## Work to do
Transcribe the records below exactly.

────────

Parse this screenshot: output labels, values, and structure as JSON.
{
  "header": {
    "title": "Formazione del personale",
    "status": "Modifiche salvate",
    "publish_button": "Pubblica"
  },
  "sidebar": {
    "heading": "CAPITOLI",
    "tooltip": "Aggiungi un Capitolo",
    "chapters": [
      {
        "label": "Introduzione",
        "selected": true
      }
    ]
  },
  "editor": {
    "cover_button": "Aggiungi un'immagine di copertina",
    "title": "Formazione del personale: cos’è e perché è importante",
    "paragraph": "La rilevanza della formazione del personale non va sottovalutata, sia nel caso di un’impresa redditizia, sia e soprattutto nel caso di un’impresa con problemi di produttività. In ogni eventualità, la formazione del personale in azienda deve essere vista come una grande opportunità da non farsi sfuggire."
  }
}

────────

## The answer
Parse this screenshot: output labels, values, and structure as JSON.
{
  "header": {
    "title": "Formazione del personale",
    "status": "Modifiche salvate",
    "publish_button": "Pubblica"
  },
  "sidebar": {
    "heading": "CAPITOLI",
    "tooltip": "Aggiungi un Capitolo",
    "chapters": [
      {
        "label": "Introduzione",
        "selected": true
      }
    ]
  },
  "editor": {
    "cover_button": "Aggiungi un'immagine di copertina",
    "title": "Formazione del personale: cos’è e perché è importante",
    "paragraph": "La rilevanza della formazione del personale non va sottovalutata, sia nel caso di un’impresa redditizia, sia e soprattutto nel caso di un’impresa con problemi di produttività. In ogni eventualità, la formazione del personale in azienda deve essere vista come una grande opportunità da non farsi sfuggire."
  }
}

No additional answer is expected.